■ **WHAT THE TASK REQUIRES**
Look through the lines and report how many include the word "name", giving nothing but the number.

■ **SUPPLIED DATA**
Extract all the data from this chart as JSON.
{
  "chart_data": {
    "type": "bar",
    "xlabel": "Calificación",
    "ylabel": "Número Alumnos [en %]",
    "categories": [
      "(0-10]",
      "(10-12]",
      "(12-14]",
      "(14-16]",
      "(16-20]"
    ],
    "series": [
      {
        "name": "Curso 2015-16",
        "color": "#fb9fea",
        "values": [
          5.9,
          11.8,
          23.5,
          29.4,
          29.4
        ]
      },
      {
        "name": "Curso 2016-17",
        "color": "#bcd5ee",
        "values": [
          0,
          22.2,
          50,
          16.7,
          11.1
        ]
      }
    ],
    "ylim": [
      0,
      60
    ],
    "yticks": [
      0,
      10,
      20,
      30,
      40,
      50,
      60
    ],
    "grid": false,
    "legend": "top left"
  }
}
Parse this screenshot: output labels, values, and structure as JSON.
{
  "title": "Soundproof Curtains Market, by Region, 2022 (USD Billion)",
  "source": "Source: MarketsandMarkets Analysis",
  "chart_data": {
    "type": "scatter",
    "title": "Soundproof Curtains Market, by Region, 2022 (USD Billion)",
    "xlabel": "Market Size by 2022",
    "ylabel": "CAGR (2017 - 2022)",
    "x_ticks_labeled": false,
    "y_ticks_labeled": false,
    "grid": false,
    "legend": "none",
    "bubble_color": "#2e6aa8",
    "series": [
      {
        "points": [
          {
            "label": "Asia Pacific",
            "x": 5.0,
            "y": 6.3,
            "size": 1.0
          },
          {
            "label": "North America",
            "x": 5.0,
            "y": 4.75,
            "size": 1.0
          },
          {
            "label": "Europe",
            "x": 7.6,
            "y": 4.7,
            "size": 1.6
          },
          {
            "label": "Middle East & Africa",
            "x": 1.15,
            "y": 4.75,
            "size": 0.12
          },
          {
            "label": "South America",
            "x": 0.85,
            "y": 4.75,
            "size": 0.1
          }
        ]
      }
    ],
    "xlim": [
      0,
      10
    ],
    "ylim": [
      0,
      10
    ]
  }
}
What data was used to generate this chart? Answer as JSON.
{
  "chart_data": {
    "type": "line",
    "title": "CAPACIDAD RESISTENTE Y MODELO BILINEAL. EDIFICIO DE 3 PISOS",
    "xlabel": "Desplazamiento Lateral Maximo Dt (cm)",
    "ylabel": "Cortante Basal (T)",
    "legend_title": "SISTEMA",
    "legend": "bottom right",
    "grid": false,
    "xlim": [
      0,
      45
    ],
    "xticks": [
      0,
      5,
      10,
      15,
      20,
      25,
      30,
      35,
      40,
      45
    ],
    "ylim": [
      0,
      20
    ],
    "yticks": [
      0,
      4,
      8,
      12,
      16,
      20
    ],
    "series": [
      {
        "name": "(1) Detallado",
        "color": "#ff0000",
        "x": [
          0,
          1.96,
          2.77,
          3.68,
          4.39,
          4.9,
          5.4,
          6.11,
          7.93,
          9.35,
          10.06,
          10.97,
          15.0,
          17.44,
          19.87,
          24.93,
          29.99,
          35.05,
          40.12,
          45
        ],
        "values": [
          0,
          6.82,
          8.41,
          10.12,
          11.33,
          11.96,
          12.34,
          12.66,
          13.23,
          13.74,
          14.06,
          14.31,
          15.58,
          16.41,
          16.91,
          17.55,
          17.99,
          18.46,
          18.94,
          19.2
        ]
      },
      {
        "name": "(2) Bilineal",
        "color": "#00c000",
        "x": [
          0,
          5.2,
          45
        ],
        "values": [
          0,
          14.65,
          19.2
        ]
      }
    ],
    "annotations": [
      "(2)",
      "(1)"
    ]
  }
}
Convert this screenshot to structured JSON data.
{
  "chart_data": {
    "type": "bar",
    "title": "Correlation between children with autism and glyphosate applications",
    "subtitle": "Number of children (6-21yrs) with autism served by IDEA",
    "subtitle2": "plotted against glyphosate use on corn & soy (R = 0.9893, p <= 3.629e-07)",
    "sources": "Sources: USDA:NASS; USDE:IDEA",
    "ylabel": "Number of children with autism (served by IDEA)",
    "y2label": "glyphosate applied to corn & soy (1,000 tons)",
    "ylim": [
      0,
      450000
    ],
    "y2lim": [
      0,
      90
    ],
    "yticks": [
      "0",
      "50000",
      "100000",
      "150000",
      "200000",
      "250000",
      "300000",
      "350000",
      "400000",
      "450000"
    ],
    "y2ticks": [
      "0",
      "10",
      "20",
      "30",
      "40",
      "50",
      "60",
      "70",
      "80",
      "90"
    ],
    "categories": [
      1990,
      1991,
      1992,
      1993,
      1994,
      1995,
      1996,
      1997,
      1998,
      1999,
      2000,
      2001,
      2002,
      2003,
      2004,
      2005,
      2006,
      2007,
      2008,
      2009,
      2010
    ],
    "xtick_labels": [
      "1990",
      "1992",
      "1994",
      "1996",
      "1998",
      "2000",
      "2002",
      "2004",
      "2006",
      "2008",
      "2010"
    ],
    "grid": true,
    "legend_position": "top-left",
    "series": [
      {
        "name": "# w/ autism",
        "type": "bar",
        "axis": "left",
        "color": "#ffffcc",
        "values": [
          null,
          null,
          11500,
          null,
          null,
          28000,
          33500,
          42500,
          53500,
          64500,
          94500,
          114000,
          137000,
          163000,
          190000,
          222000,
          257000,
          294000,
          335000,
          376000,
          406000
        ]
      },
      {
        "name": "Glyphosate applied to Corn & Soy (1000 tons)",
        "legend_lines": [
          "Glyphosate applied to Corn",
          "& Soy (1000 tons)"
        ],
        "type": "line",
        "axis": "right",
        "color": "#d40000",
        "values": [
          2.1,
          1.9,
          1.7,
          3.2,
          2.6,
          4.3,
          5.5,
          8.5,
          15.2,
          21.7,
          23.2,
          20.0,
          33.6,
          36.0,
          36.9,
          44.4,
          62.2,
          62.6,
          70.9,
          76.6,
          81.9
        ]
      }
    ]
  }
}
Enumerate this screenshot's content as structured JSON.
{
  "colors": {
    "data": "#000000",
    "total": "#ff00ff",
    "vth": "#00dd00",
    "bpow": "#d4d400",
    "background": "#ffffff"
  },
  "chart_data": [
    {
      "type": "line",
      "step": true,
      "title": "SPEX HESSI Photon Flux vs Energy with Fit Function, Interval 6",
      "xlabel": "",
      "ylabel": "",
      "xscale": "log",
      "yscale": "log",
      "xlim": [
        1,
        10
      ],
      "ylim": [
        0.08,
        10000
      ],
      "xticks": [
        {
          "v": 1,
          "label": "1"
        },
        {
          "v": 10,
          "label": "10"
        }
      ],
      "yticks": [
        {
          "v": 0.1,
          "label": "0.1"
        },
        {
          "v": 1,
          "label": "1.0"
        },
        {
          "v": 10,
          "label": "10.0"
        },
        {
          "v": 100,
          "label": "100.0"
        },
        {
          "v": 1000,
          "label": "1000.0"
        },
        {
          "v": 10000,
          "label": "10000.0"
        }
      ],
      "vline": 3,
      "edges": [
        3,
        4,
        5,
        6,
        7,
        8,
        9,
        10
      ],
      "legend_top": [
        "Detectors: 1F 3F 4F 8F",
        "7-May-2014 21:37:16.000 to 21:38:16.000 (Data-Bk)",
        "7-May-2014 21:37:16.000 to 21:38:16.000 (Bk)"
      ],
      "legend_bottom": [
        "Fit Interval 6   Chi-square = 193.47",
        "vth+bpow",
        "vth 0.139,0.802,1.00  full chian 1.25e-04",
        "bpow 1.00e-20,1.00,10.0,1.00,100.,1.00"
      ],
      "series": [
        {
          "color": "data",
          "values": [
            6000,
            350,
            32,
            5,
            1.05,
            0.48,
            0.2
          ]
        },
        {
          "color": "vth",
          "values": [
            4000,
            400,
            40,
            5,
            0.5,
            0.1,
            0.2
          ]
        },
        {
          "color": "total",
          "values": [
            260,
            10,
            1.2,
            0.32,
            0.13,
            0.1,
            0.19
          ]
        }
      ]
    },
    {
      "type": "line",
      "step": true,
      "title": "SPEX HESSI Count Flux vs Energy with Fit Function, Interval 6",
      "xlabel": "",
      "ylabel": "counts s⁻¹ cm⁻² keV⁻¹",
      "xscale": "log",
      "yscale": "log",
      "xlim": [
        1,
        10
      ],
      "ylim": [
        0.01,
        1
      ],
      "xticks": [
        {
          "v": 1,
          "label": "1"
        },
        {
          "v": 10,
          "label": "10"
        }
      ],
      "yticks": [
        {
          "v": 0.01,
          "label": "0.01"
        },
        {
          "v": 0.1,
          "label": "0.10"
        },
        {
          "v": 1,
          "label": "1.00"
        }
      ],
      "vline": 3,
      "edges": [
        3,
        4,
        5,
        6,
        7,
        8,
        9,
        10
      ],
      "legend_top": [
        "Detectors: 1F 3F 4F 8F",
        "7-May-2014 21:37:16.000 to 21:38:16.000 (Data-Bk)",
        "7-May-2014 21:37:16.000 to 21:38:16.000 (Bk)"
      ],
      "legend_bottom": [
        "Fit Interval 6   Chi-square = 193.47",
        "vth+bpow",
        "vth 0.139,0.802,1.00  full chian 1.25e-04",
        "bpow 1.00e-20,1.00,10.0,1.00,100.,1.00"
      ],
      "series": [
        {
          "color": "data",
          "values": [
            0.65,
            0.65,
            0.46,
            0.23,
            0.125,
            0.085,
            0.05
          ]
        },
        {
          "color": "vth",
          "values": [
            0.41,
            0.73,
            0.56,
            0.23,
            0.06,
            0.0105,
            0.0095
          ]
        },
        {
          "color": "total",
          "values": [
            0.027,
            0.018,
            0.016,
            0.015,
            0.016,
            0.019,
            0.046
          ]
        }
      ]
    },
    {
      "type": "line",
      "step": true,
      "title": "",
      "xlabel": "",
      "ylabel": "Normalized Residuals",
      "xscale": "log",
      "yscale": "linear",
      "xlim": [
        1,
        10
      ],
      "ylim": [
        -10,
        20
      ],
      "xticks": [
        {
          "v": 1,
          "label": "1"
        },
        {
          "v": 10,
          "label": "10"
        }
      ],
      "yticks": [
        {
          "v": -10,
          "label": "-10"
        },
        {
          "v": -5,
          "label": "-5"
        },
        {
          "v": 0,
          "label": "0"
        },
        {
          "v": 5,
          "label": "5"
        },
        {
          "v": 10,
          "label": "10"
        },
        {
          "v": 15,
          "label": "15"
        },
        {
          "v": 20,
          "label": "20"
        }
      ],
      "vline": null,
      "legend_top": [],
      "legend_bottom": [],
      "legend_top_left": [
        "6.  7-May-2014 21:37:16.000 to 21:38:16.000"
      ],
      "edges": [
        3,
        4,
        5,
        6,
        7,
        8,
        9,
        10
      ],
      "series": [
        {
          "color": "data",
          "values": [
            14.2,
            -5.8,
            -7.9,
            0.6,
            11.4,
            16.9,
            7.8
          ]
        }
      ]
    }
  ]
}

■ **CORRECT ANSWER**
6